• _WHAT TO WORK ON_: Each line that holds the word "xlabel" is to be identified and copied.

(Lines of data)
* * * *

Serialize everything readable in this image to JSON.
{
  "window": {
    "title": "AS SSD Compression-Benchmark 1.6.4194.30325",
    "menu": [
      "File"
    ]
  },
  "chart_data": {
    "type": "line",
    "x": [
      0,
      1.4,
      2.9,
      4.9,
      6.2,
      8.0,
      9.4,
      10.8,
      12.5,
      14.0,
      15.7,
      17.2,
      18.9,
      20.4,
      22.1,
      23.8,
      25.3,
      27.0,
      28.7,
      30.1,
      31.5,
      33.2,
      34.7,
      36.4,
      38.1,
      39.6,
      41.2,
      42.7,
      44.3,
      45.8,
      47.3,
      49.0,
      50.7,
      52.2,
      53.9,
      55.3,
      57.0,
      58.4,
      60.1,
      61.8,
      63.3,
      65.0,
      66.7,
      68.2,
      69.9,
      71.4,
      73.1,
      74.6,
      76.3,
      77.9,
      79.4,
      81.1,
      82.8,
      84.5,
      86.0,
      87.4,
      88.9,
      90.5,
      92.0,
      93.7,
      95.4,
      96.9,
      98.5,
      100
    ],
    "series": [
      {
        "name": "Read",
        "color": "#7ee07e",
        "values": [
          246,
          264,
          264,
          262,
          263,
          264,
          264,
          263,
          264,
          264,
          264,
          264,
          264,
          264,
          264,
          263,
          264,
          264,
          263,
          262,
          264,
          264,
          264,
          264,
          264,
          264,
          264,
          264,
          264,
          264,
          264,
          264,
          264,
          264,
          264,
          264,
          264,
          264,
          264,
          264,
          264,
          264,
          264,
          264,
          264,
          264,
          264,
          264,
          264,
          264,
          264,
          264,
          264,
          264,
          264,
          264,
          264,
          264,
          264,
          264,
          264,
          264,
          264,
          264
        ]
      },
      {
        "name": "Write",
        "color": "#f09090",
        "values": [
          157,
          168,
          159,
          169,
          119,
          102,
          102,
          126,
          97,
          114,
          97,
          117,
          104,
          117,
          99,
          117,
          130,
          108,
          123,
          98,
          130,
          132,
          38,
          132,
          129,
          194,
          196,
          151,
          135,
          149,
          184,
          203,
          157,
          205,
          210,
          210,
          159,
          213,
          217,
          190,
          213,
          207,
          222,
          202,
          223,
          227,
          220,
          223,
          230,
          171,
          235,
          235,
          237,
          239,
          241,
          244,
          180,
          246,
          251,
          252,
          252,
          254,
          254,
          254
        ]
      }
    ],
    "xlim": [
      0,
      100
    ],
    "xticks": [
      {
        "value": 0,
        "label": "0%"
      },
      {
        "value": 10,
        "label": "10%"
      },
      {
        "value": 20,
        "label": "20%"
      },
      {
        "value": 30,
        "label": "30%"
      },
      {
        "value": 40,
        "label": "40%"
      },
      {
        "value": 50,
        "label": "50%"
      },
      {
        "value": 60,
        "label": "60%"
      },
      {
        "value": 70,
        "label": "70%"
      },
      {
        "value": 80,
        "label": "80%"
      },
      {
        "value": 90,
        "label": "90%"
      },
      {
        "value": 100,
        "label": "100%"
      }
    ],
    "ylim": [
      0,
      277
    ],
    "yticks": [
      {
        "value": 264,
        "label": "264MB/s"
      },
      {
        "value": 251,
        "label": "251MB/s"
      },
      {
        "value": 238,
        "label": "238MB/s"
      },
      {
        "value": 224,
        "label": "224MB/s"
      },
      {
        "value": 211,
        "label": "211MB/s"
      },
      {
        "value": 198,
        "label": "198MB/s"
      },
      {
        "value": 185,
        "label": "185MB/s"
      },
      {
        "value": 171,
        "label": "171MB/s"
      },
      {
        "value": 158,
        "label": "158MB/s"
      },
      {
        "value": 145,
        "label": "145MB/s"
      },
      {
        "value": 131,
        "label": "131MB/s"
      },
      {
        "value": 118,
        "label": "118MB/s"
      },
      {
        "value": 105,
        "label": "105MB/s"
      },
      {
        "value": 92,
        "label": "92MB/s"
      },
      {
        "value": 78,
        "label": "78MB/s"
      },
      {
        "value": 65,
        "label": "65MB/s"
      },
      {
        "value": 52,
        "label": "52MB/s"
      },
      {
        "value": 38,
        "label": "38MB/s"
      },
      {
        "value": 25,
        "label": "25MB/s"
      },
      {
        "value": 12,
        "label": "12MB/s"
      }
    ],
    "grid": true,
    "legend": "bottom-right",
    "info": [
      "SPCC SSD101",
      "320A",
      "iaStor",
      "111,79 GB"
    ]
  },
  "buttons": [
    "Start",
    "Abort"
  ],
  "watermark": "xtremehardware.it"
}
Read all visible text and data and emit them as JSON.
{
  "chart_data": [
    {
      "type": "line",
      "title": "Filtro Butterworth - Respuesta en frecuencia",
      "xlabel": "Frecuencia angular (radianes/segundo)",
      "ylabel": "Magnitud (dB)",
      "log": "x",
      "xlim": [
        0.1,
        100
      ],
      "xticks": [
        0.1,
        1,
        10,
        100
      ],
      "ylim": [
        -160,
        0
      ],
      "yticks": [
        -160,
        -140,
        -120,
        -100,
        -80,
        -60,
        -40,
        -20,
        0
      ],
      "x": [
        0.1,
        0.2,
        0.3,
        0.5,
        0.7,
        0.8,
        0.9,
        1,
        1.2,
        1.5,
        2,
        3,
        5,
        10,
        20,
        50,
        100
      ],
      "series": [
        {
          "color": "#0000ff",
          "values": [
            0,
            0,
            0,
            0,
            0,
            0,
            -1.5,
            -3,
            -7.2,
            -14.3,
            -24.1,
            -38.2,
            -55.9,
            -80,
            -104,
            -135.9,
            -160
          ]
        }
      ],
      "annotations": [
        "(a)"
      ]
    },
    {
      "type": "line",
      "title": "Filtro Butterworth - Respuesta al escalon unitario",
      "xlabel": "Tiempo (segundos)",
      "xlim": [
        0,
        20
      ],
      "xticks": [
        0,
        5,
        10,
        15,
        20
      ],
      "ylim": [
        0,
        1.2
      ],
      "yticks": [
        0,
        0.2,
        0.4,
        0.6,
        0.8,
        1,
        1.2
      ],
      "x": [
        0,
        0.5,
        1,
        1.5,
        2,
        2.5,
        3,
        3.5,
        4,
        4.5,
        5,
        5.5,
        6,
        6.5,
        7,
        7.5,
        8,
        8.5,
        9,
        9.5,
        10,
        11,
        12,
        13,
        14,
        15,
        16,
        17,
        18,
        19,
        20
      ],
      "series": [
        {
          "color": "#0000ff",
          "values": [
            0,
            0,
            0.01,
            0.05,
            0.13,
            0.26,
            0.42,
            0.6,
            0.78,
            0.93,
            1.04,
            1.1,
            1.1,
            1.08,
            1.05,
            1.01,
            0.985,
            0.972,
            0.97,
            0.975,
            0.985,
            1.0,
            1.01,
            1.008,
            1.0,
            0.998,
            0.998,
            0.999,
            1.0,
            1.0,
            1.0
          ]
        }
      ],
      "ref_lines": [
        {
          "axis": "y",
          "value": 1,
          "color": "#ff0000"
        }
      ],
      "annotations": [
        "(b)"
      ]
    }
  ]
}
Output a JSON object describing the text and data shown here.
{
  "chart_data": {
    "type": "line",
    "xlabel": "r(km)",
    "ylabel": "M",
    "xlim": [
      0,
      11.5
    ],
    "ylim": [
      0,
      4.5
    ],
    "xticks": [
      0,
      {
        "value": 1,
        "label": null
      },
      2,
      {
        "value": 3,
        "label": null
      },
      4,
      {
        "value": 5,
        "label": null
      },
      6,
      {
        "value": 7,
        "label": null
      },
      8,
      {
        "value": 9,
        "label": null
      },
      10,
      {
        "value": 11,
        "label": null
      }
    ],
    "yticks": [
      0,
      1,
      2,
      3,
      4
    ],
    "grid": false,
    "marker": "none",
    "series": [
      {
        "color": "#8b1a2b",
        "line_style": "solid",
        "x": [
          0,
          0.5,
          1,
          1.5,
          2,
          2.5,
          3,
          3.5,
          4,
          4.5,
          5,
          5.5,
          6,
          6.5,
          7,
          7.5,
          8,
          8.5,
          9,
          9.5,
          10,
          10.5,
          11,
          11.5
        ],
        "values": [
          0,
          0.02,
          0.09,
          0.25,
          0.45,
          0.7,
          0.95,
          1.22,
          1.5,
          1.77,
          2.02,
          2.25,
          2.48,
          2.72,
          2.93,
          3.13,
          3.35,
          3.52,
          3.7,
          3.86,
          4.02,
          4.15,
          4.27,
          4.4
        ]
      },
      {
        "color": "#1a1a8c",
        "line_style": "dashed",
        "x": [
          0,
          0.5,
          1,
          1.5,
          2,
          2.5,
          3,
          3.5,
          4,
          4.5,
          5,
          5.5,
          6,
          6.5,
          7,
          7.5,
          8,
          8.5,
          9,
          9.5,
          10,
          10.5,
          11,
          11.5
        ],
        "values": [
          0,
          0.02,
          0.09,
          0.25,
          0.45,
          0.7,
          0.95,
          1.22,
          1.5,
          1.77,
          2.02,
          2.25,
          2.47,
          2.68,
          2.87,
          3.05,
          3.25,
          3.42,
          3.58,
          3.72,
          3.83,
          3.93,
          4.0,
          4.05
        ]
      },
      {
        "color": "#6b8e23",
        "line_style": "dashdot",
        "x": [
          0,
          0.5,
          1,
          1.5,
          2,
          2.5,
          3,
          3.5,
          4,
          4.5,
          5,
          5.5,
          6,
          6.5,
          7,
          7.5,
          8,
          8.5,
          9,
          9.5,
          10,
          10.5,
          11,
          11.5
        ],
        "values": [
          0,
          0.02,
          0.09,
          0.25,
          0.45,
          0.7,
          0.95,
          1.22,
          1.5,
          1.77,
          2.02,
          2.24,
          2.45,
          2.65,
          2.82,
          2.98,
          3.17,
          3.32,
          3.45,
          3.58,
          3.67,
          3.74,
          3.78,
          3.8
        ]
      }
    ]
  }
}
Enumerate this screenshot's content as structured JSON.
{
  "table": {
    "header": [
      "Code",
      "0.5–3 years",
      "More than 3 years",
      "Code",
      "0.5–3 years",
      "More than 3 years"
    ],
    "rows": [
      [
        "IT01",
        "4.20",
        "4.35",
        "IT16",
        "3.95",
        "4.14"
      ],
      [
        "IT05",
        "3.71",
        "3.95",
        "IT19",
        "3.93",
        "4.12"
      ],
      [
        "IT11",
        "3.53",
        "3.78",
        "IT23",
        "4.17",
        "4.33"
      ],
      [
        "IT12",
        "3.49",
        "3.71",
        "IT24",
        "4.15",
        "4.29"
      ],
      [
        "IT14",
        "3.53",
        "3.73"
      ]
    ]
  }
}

* * * *

• _RESULT_:
      "xlabel": "Frecuencia angular (radianes/segundo)",
      "xlabel": "Tiempo (segundos)",
    "xlabel": "r(km)",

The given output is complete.